[Entries with figure data]
################

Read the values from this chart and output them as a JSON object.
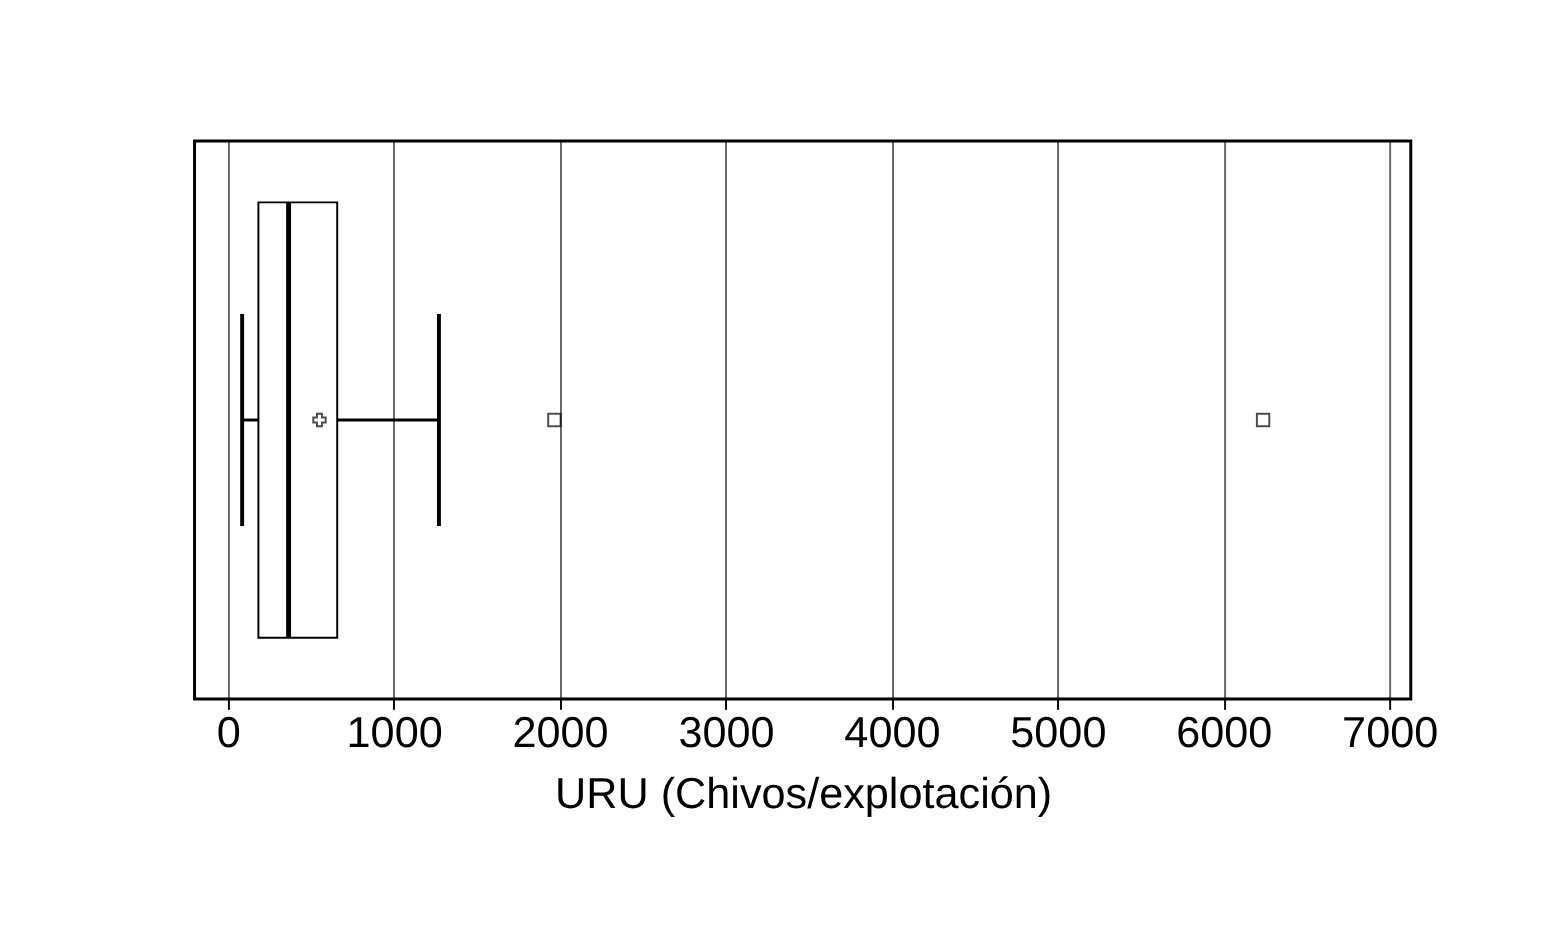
{
  "chart_data": {
    "type": "box",
    "orientation": "horizontal",
    "categories": [
      null
    ],
    "boxes": [
      {
        "low": 87,
        "q1": 185,
        "median": 367,
        "q3": 660,
        "high": 1273,
        "mean": 553,
        "outliers": [
          1969,
          6240
        ]
      }
    ],
    "xlabel": "URU (Chivos/explotación)",
    "xlim": [
      -200,
      7130
    ],
    "xticks": [
      0,
      1000,
      2000,
      3000,
      4000,
      5000,
      6000,
      7000
    ],
    "grid": "x",
    "tick_labels": "x"
  }
}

################

Exercise:
Extract the full listing exactly, with the pictures left out.

Expected answer:
Read the values from this chart and output them as a JSON object.
{
  "chart_data": {
    "type": "box",
    "orientation": "horizontal",
    "categories": [
      null
    ],
    "boxes": [
      {
        "low": 87,
        "q1": 185,
        "median": 367,
        "q3": 660,
        "high": 1273,
        "mean": 553,
        "outliers": [
          1969,
          6240
        ]
      }
    ],
    "xlabel": "URU (Chivos/explotación)",
    "xlim": [
      -200,
      7130
    ],
    "xticks": [
      0,
      1000,
      2000,
      3000,
      4000,
      5000,
      6000,
      7000
    ],
    "grid": "x",
    "tick_labels": "x"
  }
}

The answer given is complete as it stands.